**Exercise details:**
Write out the whole listing again, exactly.

**Raw records:**

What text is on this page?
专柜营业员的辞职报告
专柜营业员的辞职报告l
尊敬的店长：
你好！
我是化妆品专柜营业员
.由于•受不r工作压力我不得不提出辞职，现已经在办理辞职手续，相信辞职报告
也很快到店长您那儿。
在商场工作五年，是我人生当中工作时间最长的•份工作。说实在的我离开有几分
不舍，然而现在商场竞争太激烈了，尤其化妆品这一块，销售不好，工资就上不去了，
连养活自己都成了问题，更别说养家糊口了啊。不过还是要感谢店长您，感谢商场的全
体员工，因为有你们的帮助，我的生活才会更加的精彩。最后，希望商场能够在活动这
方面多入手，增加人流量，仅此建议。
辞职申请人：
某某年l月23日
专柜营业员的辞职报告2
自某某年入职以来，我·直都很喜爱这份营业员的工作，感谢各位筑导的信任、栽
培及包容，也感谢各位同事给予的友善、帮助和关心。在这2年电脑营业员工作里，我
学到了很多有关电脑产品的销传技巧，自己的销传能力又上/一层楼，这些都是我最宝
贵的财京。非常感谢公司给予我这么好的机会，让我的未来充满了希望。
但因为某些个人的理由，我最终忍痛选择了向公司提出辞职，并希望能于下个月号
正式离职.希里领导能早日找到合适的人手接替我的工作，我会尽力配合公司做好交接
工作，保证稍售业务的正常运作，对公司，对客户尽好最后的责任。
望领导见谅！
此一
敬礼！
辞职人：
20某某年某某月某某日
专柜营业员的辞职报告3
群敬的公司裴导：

**Complete answer:**
What text is on this page?
专柜营业员的辞职报告
专柜营业员的辞职报告l
尊敬的店长：
你好！
我是化妆品专柜营业员
.由于•受不r工作压力我不得不提出辞职，现已经在办理辞职手续，相信辞职报告
也很快到店长您那儿。
在商场工作五年，是我人生当中工作时间最长的•份工作。说实在的我离开有几分
不舍，然而现在商场竞争太激烈了，尤其化妆品这一块，销售不好，工资就上不去了，
连养活自己都成了问题，更别说养家糊口了啊。不过还是要感谢店长您，感谢商场的全
体员工，因为有你们的帮助，我的生活才会更加的精彩。最后，希望商场能够在活动这
方面多入手，增加人流量，仅此建议。
辞职申请人：
某某年l月23日
专柜营业员的辞职报告2
自某某年入职以来，我·直都很喜爱这份营业员的工作，感谢各位筑导的信任、栽
培及包容，也感谢各位同事给予的友善、帮助和关心。在这2年电脑营业员工作里，我
学到了很多有关电脑产品的销传技巧，自己的销传能力又上/一层楼，这些都是我最宝
贵的财京。非常感谢公司给予我这么好的机会，让我的未来充满了希望。
但因为某些个人的理由，我最终忍痛选择了向公司提出辞职，并希望能于下个月号
正式离职.希里领导能早日找到合适的人手接替我的工作，我会尽力配合公司做好交接
工作，保证稍售业务的正常运作，对公司，对客户尽好最后的责任。
望领导见谅！
此一
敬礼！
辞职人：
20某某年某某月某某日
专柜营业员的辞职报告3
群敬的公司裴导：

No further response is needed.